-- Start Material to process --

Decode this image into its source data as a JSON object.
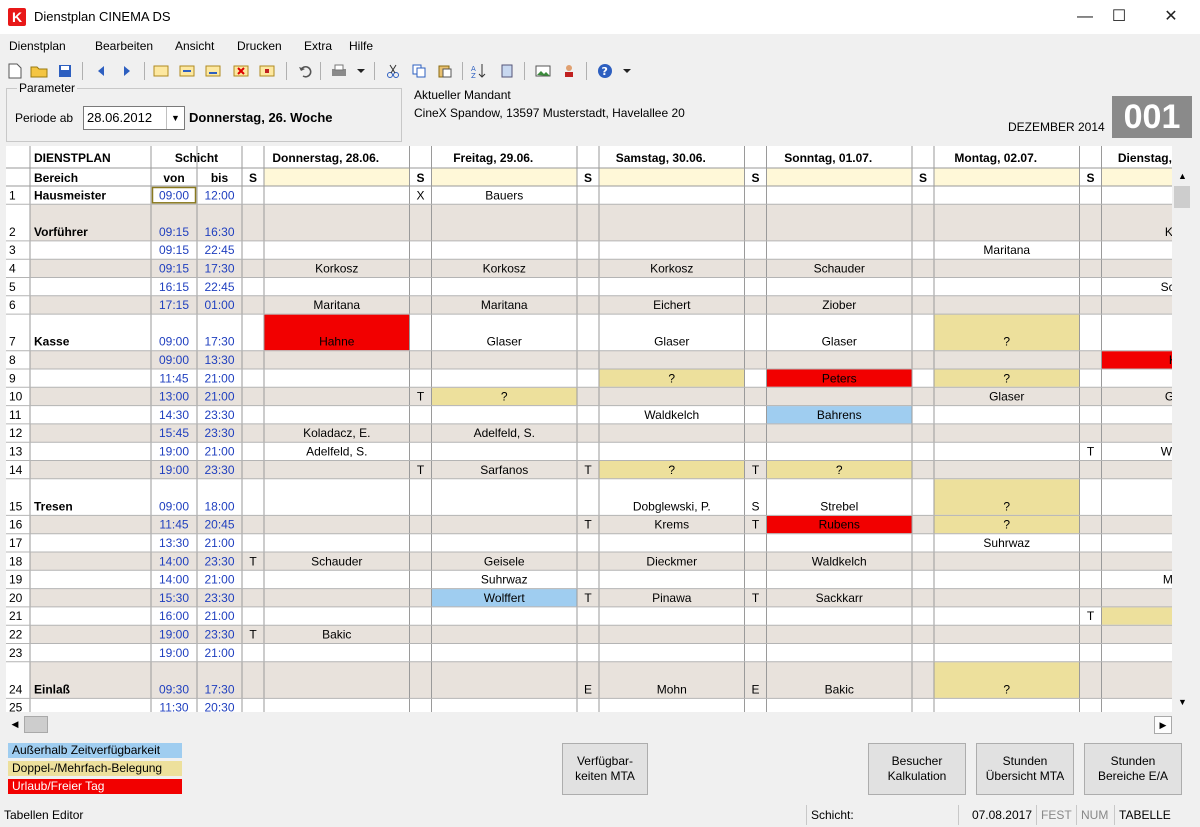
{
  "window": {
    "title": "Dienstplan CINEMA DS",
    "logo_letter": "K"
  },
  "menu": [
    "Dienstplan",
    "Bearbeiten",
    "Ansicht",
    "Drucken",
    "Extra",
    "Hilfe"
  ],
  "toolbar_icons": [
    "new-icon",
    "open-icon",
    "save-icon",
    "back-icon",
    "forward-icon",
    "insert-row-icon",
    "import-icon",
    "export-icon",
    "delete-icon",
    "edit-icon",
    "undo-icon",
    "print-icon",
    "print-dropdown-icon",
    "cut-icon",
    "copy-icon",
    "paste-icon",
    "sort-icon",
    "list-icon",
    "image-icon",
    "user-icon",
    "help-icon",
    "help-dropdown-icon"
  ],
  "parameter": {
    "legend": "Parameter",
    "periode_label": "Periode ab",
    "date": "28.06.2012",
    "weekday": "Donnerstag, 26. Woche"
  },
  "mandant": {
    "label": "Aktueller Mandant",
    "value": "CineX Spandow, 13597 Musterstadt, Havelallee 20"
  },
  "month_label": "DEZEMBER 2014",
  "big_number": "001",
  "grid": {
    "title": "DIENSTPLAN",
    "schicht": "Schicht",
    "bereich": "Bereich",
    "von": "von",
    "bis": "bis",
    "s": "S",
    "days": [
      "Donnerstag, 28.06.",
      "Freitag, 29.06.",
      "Samstag, 30.06.",
      "Sonntag, 01.07.",
      "Montag, 02.07.",
      "Dienstag, 03.07."
    ],
    "rows": [
      {
        "n": "1",
        "bereich": "Hausmeister",
        "von": "09:00",
        "bis": "12:00",
        "tall": false,
        "cells": [
          [
            "",
            ""
          ],
          [
            "X",
            "Bauers"
          ],
          [
            "",
            ""
          ],
          [
            "",
            ""
          ],
          [
            "",
            ""
          ],
          [
            "",
            ""
          ]
        ]
      },
      {
        "n": "2",
        "bereich": "Vorführer",
        "von": "09:15",
        "bis": "16:30",
        "tall": true,
        "cells": [
          [
            "",
            ""
          ],
          [
            "",
            ""
          ],
          [
            "",
            ""
          ],
          [
            "",
            ""
          ],
          [
            "",
            ""
          ],
          [
            "",
            "Kre"
          ]
        ]
      },
      {
        "n": "3",
        "bereich": "",
        "von": "09:15",
        "bis": "22:45",
        "tall": false,
        "cells": [
          [
            "",
            ""
          ],
          [
            "",
            ""
          ],
          [
            "",
            ""
          ],
          [
            "",
            ""
          ],
          [
            "",
            "Maritana"
          ],
          [
            "",
            ""
          ]
        ]
      },
      {
        "n": "4",
        "bereich": "",
        "von": "09:15",
        "bis": "17:30",
        "tall": false,
        "cells": [
          [
            "",
            "Korkosz"
          ],
          [
            "",
            "Korkosz"
          ],
          [
            "",
            "Korkosz"
          ],
          [
            "",
            "Schauder"
          ],
          [
            "",
            ""
          ],
          [
            "",
            ""
          ]
        ]
      },
      {
        "n": "5",
        "bereich": "",
        "von": "16:15",
        "bis": "22:45",
        "tall": false,
        "cells": [
          [
            "",
            ""
          ],
          [
            "",
            ""
          ],
          [
            "",
            ""
          ],
          [
            "",
            ""
          ],
          [
            "",
            ""
          ],
          [
            "",
            "Scha"
          ]
        ]
      },
      {
        "n": "6",
        "bereich": "",
        "von": "17:15",
        "bis": "01:00",
        "tall": false,
        "cells": [
          [
            "",
            "Maritana"
          ],
          [
            "",
            "Maritana"
          ],
          [
            "",
            "Eichert"
          ],
          [
            "",
            "Ziober"
          ],
          [
            "",
            ""
          ],
          [
            "",
            ""
          ]
        ]
      },
      {
        "n": "7",
        "bereich": "Kasse",
        "von": "09:00",
        "bis": "17:30",
        "tall": true,
        "cells": [
          [
            "",
            "Hahne",
            "red"
          ],
          [
            "",
            "Glaser"
          ],
          [
            "",
            "Glaser"
          ],
          [
            "",
            "Glaser"
          ],
          [
            "",
            "?",
            "yellow"
          ],
          [
            "",
            ""
          ]
        ]
      },
      {
        "n": "8",
        "bereich": "",
        "von": "09:00",
        "bis": "13:30",
        "tall": false,
        "cells": [
          [
            "",
            ""
          ],
          [
            "",
            ""
          ],
          [
            "",
            ""
          ],
          [
            "",
            ""
          ],
          [
            "",
            ""
          ],
          [
            "",
            "Kl",
            "red"
          ]
        ]
      },
      {
        "n": "9",
        "bereich": "",
        "von": "11:45",
        "bis": "21:00",
        "tall": false,
        "cells": [
          [
            "",
            ""
          ],
          [
            "",
            ""
          ],
          [
            "",
            "?",
            "yellow"
          ],
          [
            "",
            "Peters",
            "red"
          ],
          [
            "",
            "?",
            "yellow"
          ],
          [
            "",
            ""
          ]
        ]
      },
      {
        "n": "10",
        "bereich": "",
        "von": "13:00",
        "bis": "21:00",
        "tall": false,
        "cells": [
          [
            "",
            ""
          ],
          [
            "T",
            "?",
            "yellow"
          ],
          [
            "",
            ""
          ],
          [
            "",
            ""
          ],
          [
            "",
            "Glaser"
          ],
          [
            "",
            "Gla"
          ]
        ]
      },
      {
        "n": "11",
        "bereich": "",
        "von": "14:30",
        "bis": "23:30",
        "tall": false,
        "cells": [
          [
            "",
            ""
          ],
          [
            "",
            ""
          ],
          [
            "",
            "Waldkelch"
          ],
          [
            "",
            "Bahrens",
            "blue"
          ],
          [
            "",
            ""
          ],
          [
            "",
            ""
          ]
        ]
      },
      {
        "n": "12",
        "bereich": "",
        "von": "15:45",
        "bis": "23:30",
        "tall": false,
        "cells": [
          [
            "",
            "Koladacz, E."
          ],
          [
            "",
            "Adelfeld, S."
          ],
          [
            "",
            ""
          ],
          [
            "",
            ""
          ],
          [
            "",
            ""
          ],
          [
            "",
            ""
          ]
        ]
      },
      {
        "n": "13",
        "bereich": "",
        "von": "19:00",
        "bis": "21:00",
        "tall": false,
        "cells": [
          [
            "",
            "Adelfeld, S."
          ],
          [
            "",
            ""
          ],
          [
            "",
            ""
          ],
          [
            "",
            ""
          ],
          [
            "",
            ""
          ],
          [
            "T",
            "Wald"
          ]
        ]
      },
      {
        "n": "14",
        "bereich": "",
        "von": "19:00",
        "bis": "23:30",
        "tall": false,
        "cells": [
          [
            "",
            ""
          ],
          [
            "T",
            "Sarfanos"
          ],
          [
            "T",
            "?",
            "yellow"
          ],
          [
            "T",
            "?",
            "yellow"
          ],
          [
            "",
            ""
          ],
          [
            "",
            ""
          ]
        ]
      },
      {
        "n": "15",
        "bereich": "Tresen",
        "von": "09:00",
        "bis": "18:00",
        "tall": true,
        "cells": [
          [
            "",
            ""
          ],
          [
            "",
            ""
          ],
          [
            "",
            "Dobglewski, P."
          ],
          [
            "S",
            "Strebel"
          ],
          [
            "",
            "?",
            "yellow"
          ],
          [
            "",
            ""
          ]
        ]
      },
      {
        "n": "16",
        "bereich": "",
        "von": "11:45",
        "bis": "20:45",
        "tall": false,
        "cells": [
          [
            "",
            ""
          ],
          [
            "",
            ""
          ],
          [
            "T",
            "Krems"
          ],
          [
            "T",
            "Rubens",
            "red"
          ],
          [
            "",
            "?",
            "yellow"
          ],
          [
            "",
            ""
          ]
        ]
      },
      {
        "n": "17",
        "bereich": "",
        "von": "13:30",
        "bis": "21:00",
        "tall": false,
        "cells": [
          [
            "",
            ""
          ],
          [
            "",
            ""
          ],
          [
            "",
            ""
          ],
          [
            "",
            ""
          ],
          [
            "",
            "Suhrwaz"
          ],
          [
            "",
            ""
          ]
        ]
      },
      {
        "n": "18",
        "bereich": "",
        "von": "14:00",
        "bis": "23:30",
        "tall": false,
        "cells": [
          [
            "T",
            "Schauder"
          ],
          [
            "",
            "Geisele"
          ],
          [
            "",
            "Dieckmer"
          ],
          [
            "",
            "Waldkelch"
          ],
          [
            "",
            ""
          ],
          [
            "",
            ""
          ]
        ]
      },
      {
        "n": "19",
        "bereich": "",
        "von": "14:00",
        "bis": "21:00",
        "tall": false,
        "cells": [
          [
            "",
            ""
          ],
          [
            "",
            "Suhrwaz"
          ],
          [
            "",
            ""
          ],
          [
            "",
            ""
          ],
          [
            "",
            ""
          ],
          [
            "",
            "Mac"
          ]
        ]
      },
      {
        "n": "20",
        "bereich": "",
        "von": "15:30",
        "bis": "23:30",
        "tall": false,
        "cells": [
          [
            "",
            ""
          ],
          [
            "",
            "Wolffert",
            "blue"
          ],
          [
            "T",
            "Pinawa"
          ],
          [
            "T",
            "Sackkarr"
          ],
          [
            "",
            ""
          ],
          [
            "",
            ""
          ]
        ]
      },
      {
        "n": "21",
        "bereich": "",
        "von": "16:00",
        "bis": "21:00",
        "tall": false,
        "cells": [
          [
            "",
            ""
          ],
          [
            "",
            ""
          ],
          [
            "",
            ""
          ],
          [
            "",
            ""
          ],
          [
            "",
            ""
          ],
          [
            "T",
            "",
            "yellow"
          ]
        ]
      },
      {
        "n": "22",
        "bereich": "",
        "von": "19:00",
        "bis": "23:30",
        "tall": false,
        "cells": [
          [
            "T",
            "Bakic"
          ],
          [
            "",
            ""
          ],
          [
            "",
            ""
          ],
          [
            "",
            ""
          ],
          [
            "",
            ""
          ],
          [
            "",
            ""
          ]
        ]
      },
      {
        "n": "23",
        "bereich": "",
        "von": "19:00",
        "bis": "21:00",
        "tall": false,
        "cells": [
          [
            "",
            ""
          ],
          [
            "",
            ""
          ],
          [
            "",
            ""
          ],
          [
            "",
            ""
          ],
          [
            "",
            ""
          ],
          [
            "",
            ""
          ]
        ]
      },
      {
        "n": "24",
        "bereich": "Einlaß",
        "von": "09:30",
        "bis": "17:30",
        "tall": true,
        "cells": [
          [
            "",
            ""
          ],
          [
            "",
            ""
          ],
          [
            "E",
            "Mohn"
          ],
          [
            "E",
            "Bakic"
          ],
          [
            "",
            "?",
            "yellow"
          ],
          [
            "",
            ""
          ]
        ]
      },
      {
        "n": "25",
        "bereich": "",
        "von": "11:30",
        "bis": "20:30",
        "tall": false,
        "cells": [
          [
            "",
            ""
          ],
          [
            "",
            ""
          ],
          [
            "",
            ""
          ],
          [
            "",
            ""
          ],
          [
            "",
            ""
          ],
          [
            "",
            ""
          ]
        ]
      }
    ]
  },
  "legend": [
    {
      "label": "Außerhalb Zeitverfügbarkeit",
      "color": "#9fcdf0",
      "text": "#000000"
    },
    {
      "label": "Doppel-/Mehrfach-Belegung",
      "color": "#ede09c",
      "text": "#000000"
    },
    {
      "label": "Urlaub/Freier Tag",
      "color": "#f20000",
      "text": "#ffffff"
    }
  ],
  "buttons": {
    "verfuegbarkeiten": "Verfügbar-\nkeiten MTA",
    "besucher": "Besucher\nKalkulation",
    "stunden_mta": "Stunden\nÜbersicht MTA",
    "stunden_bereiche": "Stunden\nBereiche E/A"
  },
  "status": {
    "editor": "Tabellen Editor",
    "schicht": "Schicht:",
    "date": "07.08.2017",
    "fest": "FEST",
    "num": "NUM",
    "tabelle": "TABELLE"
  },
  "colors": {
    "red": "#f20000",
    "yellow": "#ede09c",
    "blue": "#9fcdf0",
    "shade": "#e8e2dc",
    "time": "#1f3fbf",
    "header_bg": "#fff8d8"
  }
}
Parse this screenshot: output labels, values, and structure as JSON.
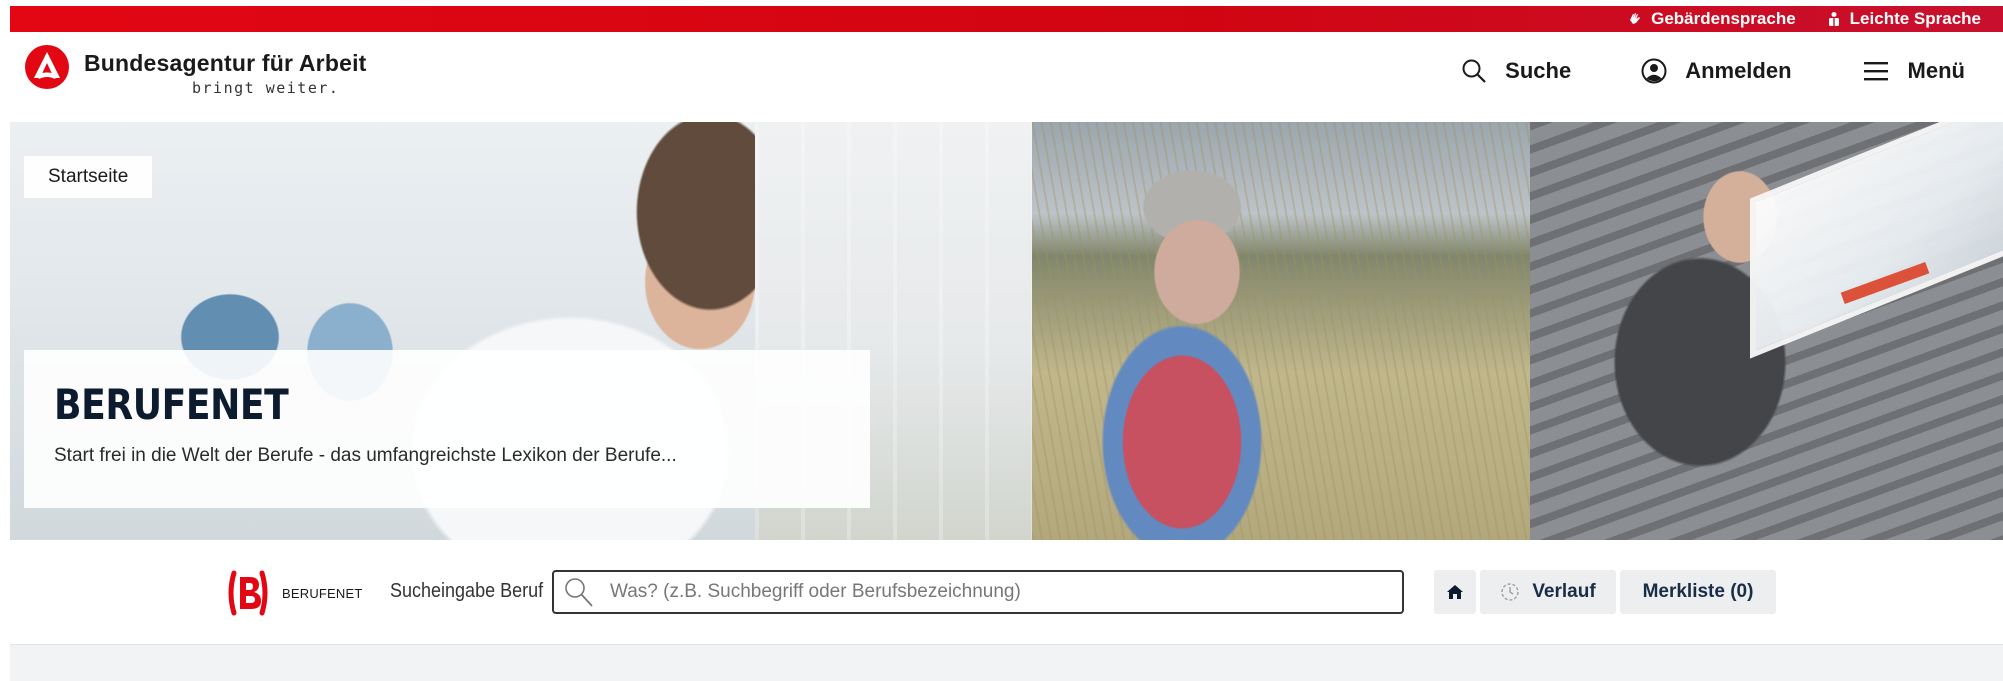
{
  "topbar": {
    "links": [
      {
        "label": "Gebärdensprache",
        "icon": "sign-language-icon"
      },
      {
        "label": "Leichte Sprache",
        "icon": "easy-language-icon"
      }
    ],
    "color": "#e30613"
  },
  "header": {
    "logo_title": "Bundesagentur für Arbeit",
    "logo_tagline": "bringt weiter.",
    "nav": {
      "search_label": "Suche",
      "login_label": "Anmelden",
      "menu_label": "Menü"
    }
  },
  "hero": {
    "breadcrumb": "Startseite",
    "title": "BERUFENET",
    "subtitle": "Start frei in die Welt der Berufe - das umfangreichste Lexikon der Berufe..."
  },
  "searchbar": {
    "brand": "BERUFENET",
    "label": "Sucheingabe Beruf",
    "placeholder": "Was? (z.B. Suchbegriff oder Berufsbezeichnung)",
    "verlauf_label": "Verlauf",
    "merkliste_label": "Merkliste (0)"
  },
  "colors": {
    "brand_red": "#e30613",
    "hero_title": "#0d1b2e",
    "button_text": "#1a2d47"
  }
}
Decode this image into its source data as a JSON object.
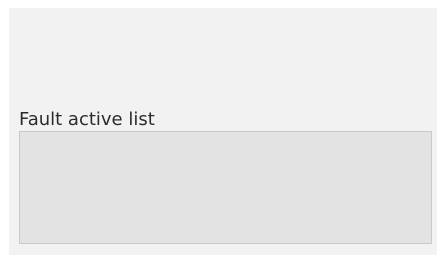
{
  "fault_panel": {
    "label": "Fault active list",
    "items": []
  },
  "colors": {
    "panel_background": "#f2f2f2",
    "listbox_background": "#e3e3e3",
    "listbox_border": "#c9c9c9",
    "label_text": "#2b2b2b"
  }
}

-- End Material to process --

Work out the count of lines containing the word "language", then write only that count.

2